→ **WHAT IS EXPECTED**:
For this exercise, transcribe all the entries exactly as given and omit the images.

→ **DATASET RECORDS**:
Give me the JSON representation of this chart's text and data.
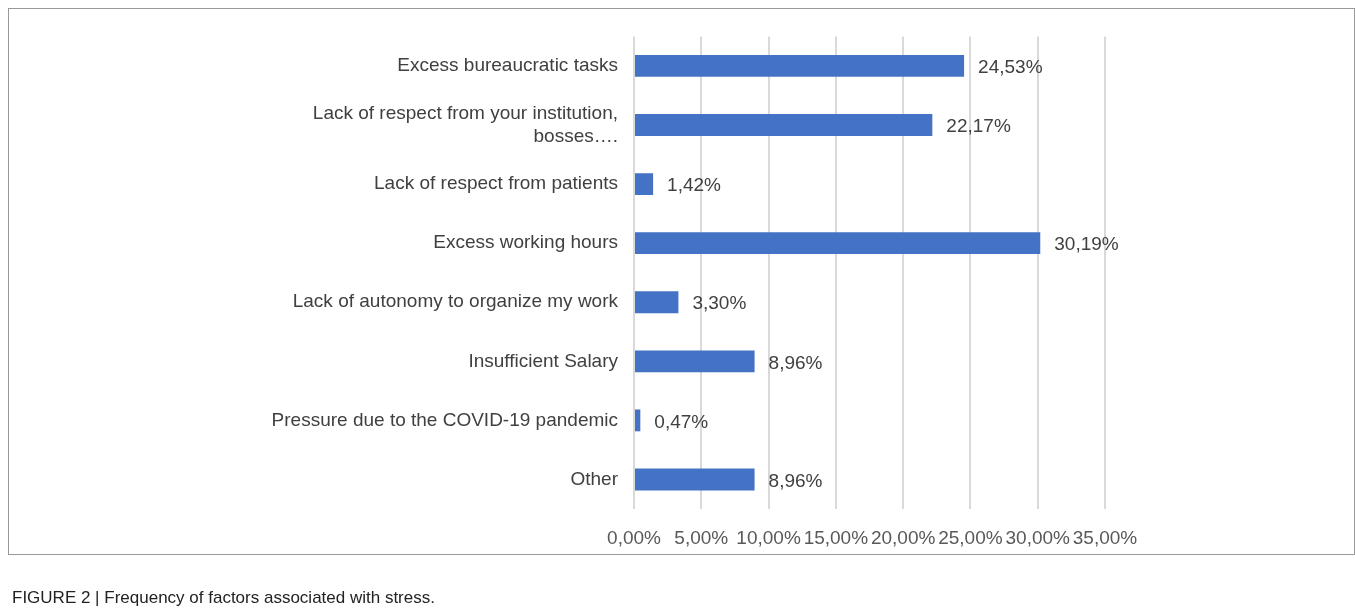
{
  "chart_data": {
    "type": "bar",
    "orientation": "horizontal",
    "categories": [
      "Excess bureaucratic tasks",
      "Lack of respect from your institution, bosses….",
      "Lack of respect from patients",
      "Excess working hours",
      "Lack of autonomy to organize my work",
      "Insufficient Salary",
      "Pressure due to the COVID-19 pandemic",
      "Other"
    ],
    "values": [
      24.53,
      22.17,
      1.42,
      30.19,
      3.3,
      8.96,
      0.47,
      8.96
    ],
    "value_labels": [
      "24,53%",
      "22,17%",
      "1,42%",
      "30,19%",
      "3,30%",
      "8,96%",
      "0,47%",
      "8,96%"
    ],
    "color": "#4472c4",
    "xlim": [
      0,
      35
    ],
    "xticks": [
      {
        "value": 0,
        "label": "0,00%"
      },
      {
        "value": 5,
        "label": "5,00%"
      },
      {
        "value": 10,
        "label": "10,00%"
      },
      {
        "value": 15,
        "label": "15,00%"
      },
      {
        "value": 20,
        "label": "20,00%"
      },
      {
        "value": 25,
        "label": "25,00%"
      },
      {
        "value": 30,
        "label": "30,00%"
      },
      {
        "value": 35,
        "label": "35,00%"
      }
    ],
    "grid": "x",
    "legend": false,
    "annotations": [
      "FIGURE 2 | Frequency of factors associated with stress."
    ]
  }
}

→ **EXPECTED ANSWER**:
Give me the JSON representation of this chart's text and data.
{
  "chart_data": {
    "type": "bar",
    "orientation": "horizontal",
    "categories": [
      "Excess bureaucratic tasks",
      "Lack of respect from your institution, bosses….",
      "Lack of respect from patients",
      "Excess working hours",
      "Lack of autonomy to organize my work",
      "Insufficient Salary",
      "Pressure due to the COVID-19 pandemic",
      "Other"
    ],
    "values": [
      24.53,
      22.17,
      1.42,
      30.19,
      3.3,
      8.96,
      0.47,
      8.96
    ],
    "value_labels": [
      "24,53%",
      "22,17%",
      "1,42%",
      "30,19%",
      "3,30%",
      "8,96%",
      "0,47%",
      "8,96%"
    ],
    "color": "#4472c4",
    "xlim": [
      0,
      35
    ],
    "xticks": [
      {
        "value": 0,
        "label": "0,00%"
      },
      {
        "value": 5,
        "label": "5,00%"
      },
      {
        "value": 10,
        "label": "10,00%"
      },
      {
        "value": 15,
        "label": "15,00%"
      },
      {
        "value": 20,
        "label": "20,00%"
      },
      {
        "value": 25,
        "label": "25,00%"
      },
      {
        "value": 30,
        "label": "30,00%"
      },
      {
        "value": 35,
        "label": "35,00%"
      }
    ],
    "grid": "x",
    "legend": false,
    "annotations": [
      "FIGURE 2 | Frequency of factors associated with stress."
    ]
  }
}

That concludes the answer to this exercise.